PROMPT: Collect each line holding the string "skin".

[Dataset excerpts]
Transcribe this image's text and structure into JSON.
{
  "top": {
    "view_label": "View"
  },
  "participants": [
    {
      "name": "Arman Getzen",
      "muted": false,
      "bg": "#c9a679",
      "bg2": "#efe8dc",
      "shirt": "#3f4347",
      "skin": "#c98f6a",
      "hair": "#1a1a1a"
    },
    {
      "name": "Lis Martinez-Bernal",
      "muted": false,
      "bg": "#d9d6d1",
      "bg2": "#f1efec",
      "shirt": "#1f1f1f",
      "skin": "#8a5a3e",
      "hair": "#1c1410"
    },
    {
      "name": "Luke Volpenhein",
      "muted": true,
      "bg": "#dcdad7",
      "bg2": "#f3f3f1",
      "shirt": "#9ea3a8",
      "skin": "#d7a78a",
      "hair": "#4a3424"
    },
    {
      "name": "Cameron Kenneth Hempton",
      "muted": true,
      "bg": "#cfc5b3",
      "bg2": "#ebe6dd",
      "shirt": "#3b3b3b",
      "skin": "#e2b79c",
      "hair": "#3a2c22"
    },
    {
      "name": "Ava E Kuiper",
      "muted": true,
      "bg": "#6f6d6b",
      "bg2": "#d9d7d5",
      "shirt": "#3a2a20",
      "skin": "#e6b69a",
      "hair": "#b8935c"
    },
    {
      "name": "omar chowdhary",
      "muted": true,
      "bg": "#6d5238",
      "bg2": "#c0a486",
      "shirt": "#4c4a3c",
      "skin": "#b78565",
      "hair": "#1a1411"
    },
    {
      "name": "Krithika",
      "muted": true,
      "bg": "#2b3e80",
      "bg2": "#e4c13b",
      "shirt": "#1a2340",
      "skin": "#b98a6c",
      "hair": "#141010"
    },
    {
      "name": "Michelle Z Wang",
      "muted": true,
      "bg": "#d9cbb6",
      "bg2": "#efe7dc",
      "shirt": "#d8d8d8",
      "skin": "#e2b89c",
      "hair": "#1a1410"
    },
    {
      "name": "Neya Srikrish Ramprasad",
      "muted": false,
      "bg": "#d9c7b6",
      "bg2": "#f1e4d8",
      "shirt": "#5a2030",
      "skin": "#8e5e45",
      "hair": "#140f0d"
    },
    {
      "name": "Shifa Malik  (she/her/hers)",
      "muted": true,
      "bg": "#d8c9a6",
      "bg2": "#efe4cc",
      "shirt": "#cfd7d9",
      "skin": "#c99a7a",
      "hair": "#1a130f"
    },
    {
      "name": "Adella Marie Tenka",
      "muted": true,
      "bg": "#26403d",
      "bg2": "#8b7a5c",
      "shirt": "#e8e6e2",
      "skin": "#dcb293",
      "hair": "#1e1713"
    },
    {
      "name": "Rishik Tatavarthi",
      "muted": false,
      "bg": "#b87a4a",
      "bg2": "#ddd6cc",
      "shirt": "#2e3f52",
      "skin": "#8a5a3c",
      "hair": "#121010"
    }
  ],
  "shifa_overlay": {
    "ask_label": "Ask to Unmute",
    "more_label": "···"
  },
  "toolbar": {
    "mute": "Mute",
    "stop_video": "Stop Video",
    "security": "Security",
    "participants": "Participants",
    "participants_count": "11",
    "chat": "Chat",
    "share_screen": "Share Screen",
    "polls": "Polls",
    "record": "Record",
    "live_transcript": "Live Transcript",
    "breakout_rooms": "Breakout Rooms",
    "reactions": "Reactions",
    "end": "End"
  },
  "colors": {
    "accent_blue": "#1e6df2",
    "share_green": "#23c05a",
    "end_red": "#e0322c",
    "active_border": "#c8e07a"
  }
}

FULL ANSWER:
      "skin": "#c98f6a",
      "skin": "#8a5a3e",
      "skin": "#d7a78a",
      "skin": "#e2b79c",
      "skin": "#e6b69a",
      "skin": "#b78565",
      "skin": "#b98a6c",
      "skin": "#e2b89c",
      "skin": "#8e5e45",
      "skin": "#c99a7a",
      "skin": "#dcb293",
      "skin": "#8a5a3c",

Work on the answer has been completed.